50W CO2 laser. Cut power seem to continue declining after a job with no cooling

I have a generic Ruida laser. It has worked very consistently, but a few weeks back, my water cooling ‘bucket’ got a small leak I didn’t detect. After sending a job and it not doing any of the cuts, I realized the water had completely drained and the laser ran the job with no cooling. I replaced the container and it seemed to work fine. However, after a few more jobs, I am noticing the cut power is much less than pre-incident. I am guessing the laser was damaged. I have had to drastically reduce cut speed to continue cutting wood patterns. What I used to cut at 15mm/s, I now can barely cut at 5mm/s. I have confirmed the laser is aligned and the mirrors and lens are clean. Any other thoughts why the power might drop? Would losing the cooling do this to a laser? Appreciate any advice.

Is this a diy project?

No ‘water protect’? This is why there’s an input for it to the Ruida … lower cost than a new tube…


Check the tubes beam at m1. It should be TEM0 resonance. If not, new tube time…

:smile_cat:

Temperature does damage tubes, the hotter they get the less power they output.

This is one of the reasons my laser has an aquarium water heater in line with the cooling loop. I bring the whole system up to temperature (20C) before I start any engraving job, the consistent temp means I don’t start the etch super hot then have the power drop off as the tube gets to temperature. Sorry about your tube, but its probably toast.

» **Tasks**
• A. Please translate this sentence from the laser cooling thread into Spanish: "I have confirmed the laser is aligned and the mirrors and lens are clean."
• B. Repeat the part of the laser cooling thread that opens with the words containing "Is this a diy" and closes with "its probably toast.".
• C. In the laser cooling thread, what speed did the poster previously use to cut wood patterns?

(Bounding box annotations)
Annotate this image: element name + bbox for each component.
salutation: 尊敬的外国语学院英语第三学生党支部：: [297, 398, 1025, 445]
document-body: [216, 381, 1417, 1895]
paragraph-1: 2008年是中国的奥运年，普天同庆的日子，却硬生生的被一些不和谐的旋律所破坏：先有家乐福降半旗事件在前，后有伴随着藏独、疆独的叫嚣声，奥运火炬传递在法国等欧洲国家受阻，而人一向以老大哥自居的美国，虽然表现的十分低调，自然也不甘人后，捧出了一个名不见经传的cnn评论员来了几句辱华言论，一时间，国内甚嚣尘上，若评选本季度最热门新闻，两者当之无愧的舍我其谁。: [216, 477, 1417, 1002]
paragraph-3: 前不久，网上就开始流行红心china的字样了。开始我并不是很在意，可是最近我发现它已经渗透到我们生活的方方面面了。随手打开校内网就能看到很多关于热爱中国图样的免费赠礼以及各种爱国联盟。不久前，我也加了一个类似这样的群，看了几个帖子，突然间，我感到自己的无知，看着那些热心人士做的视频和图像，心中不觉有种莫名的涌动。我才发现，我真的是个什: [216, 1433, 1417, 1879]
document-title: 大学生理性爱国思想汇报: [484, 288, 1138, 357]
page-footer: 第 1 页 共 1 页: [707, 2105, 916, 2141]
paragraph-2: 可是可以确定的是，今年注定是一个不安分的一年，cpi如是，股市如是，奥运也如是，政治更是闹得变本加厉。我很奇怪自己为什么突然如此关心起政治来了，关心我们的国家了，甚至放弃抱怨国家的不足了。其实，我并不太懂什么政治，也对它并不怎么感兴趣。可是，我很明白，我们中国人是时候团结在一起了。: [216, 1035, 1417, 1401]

» **Answers for this exercise**
• A. He confirmado que el láser está alineado y que los espejos y la lente están limpios.

• B.
Is this a diy project?

No ‘water protect’? This is why there’s an input for it to the Ruida … lower cost than a new tube…


Check the tubes beam at m1. It should be TEM0 resonance. If not, new tube time…

:smile_cat:

Temperature does damage tubes, the hotter they get the less power they output.

This is one of the reasons my laser has an aquarium water heater in line with the cooling loop. I bring the whole system up to temperature (20C) before I start any engraving job, the consistent temp means I don’t start the etch super hot then have the power drop off as the tube gets to temperature. Sorry about your tube, but its probably toast.

• C. 15mm/s